• [DATA FOR THE TASK]:
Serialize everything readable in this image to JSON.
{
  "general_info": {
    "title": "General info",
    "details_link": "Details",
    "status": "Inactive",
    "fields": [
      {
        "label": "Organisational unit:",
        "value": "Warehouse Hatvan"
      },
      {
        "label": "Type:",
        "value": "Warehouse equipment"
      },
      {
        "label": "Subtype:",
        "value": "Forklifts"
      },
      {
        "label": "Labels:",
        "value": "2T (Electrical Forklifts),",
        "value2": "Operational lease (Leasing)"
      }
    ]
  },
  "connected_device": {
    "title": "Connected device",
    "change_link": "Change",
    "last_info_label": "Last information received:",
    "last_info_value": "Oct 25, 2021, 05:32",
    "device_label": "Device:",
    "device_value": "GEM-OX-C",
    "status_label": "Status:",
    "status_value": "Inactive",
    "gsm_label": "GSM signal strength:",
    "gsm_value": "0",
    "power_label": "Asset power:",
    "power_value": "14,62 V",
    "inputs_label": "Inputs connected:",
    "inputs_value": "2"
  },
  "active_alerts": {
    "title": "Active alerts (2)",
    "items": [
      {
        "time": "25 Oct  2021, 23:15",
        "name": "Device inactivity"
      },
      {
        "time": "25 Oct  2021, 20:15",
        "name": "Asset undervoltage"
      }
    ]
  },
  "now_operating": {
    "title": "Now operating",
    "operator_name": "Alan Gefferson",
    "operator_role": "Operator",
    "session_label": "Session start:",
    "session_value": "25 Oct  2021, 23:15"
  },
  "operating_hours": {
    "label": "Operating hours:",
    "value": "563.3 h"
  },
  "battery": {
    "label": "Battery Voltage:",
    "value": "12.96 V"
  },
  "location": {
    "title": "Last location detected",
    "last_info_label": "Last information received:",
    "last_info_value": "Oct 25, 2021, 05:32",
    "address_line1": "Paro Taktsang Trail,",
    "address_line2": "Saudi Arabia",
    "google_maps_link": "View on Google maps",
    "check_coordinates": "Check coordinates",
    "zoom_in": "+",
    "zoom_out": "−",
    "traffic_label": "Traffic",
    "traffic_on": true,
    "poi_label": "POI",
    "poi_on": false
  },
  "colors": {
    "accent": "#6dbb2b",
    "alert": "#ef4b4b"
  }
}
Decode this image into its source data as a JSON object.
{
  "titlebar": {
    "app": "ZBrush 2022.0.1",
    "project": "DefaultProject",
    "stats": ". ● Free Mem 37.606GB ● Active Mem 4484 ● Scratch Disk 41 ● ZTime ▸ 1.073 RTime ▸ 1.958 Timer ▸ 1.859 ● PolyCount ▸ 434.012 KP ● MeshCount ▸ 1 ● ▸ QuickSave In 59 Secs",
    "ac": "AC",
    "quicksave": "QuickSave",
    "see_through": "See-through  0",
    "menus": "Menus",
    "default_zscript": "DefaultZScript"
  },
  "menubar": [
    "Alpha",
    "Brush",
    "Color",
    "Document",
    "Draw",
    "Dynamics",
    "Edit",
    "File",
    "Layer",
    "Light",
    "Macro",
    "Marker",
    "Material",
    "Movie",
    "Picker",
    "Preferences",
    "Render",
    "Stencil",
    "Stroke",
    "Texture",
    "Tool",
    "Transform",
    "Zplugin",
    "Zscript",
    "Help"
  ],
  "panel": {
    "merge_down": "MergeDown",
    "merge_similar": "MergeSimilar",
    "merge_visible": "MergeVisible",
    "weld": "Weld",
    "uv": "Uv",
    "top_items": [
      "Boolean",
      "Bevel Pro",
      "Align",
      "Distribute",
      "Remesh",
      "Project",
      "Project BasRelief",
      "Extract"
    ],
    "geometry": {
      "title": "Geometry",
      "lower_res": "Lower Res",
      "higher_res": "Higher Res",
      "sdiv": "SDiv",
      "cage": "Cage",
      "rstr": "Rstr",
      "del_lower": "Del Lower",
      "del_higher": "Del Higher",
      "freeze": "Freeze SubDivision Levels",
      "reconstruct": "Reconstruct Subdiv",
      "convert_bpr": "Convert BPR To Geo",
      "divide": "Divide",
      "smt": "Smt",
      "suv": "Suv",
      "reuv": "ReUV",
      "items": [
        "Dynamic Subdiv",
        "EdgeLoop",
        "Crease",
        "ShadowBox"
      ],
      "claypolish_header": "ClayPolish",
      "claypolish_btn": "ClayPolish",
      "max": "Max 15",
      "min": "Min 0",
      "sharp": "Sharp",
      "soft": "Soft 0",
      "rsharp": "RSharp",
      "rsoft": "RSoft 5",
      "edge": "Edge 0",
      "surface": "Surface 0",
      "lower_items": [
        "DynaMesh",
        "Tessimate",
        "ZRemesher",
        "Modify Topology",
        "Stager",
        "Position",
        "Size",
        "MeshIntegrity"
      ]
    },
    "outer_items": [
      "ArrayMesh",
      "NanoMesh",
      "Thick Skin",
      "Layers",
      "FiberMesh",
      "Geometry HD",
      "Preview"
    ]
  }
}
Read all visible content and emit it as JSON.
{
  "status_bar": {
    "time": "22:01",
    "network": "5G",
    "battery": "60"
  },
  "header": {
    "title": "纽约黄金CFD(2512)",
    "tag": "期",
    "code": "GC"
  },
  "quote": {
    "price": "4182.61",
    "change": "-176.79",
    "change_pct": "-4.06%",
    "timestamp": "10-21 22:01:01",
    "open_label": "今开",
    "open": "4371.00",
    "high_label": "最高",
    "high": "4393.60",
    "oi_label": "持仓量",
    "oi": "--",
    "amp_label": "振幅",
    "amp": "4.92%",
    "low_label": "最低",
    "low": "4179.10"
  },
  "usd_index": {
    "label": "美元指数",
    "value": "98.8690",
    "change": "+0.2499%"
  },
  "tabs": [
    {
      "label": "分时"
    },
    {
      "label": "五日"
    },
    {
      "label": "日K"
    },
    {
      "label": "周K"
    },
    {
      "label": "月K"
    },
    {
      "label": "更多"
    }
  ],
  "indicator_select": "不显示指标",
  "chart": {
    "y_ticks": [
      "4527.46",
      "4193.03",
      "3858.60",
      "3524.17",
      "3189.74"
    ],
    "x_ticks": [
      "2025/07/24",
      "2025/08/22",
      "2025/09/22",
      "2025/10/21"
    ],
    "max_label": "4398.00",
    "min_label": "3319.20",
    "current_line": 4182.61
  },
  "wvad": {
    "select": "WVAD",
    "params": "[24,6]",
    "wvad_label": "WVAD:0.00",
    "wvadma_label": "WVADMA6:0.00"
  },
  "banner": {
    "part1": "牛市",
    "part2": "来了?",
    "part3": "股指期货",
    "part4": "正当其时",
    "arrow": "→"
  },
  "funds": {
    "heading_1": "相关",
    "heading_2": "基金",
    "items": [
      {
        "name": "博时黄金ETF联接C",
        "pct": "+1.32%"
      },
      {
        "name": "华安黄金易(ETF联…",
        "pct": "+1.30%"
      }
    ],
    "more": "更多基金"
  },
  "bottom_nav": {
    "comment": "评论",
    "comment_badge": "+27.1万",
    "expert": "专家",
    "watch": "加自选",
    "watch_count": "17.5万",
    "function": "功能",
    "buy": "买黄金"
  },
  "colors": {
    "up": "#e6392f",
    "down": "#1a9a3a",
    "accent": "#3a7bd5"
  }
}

• [YOUR TASK]: Scan the data above; copy every line where "this" appears.

• [OUTPUT]:
Serialize everything readable in this image to JSON.
Decode this image into its source data as a JSON object.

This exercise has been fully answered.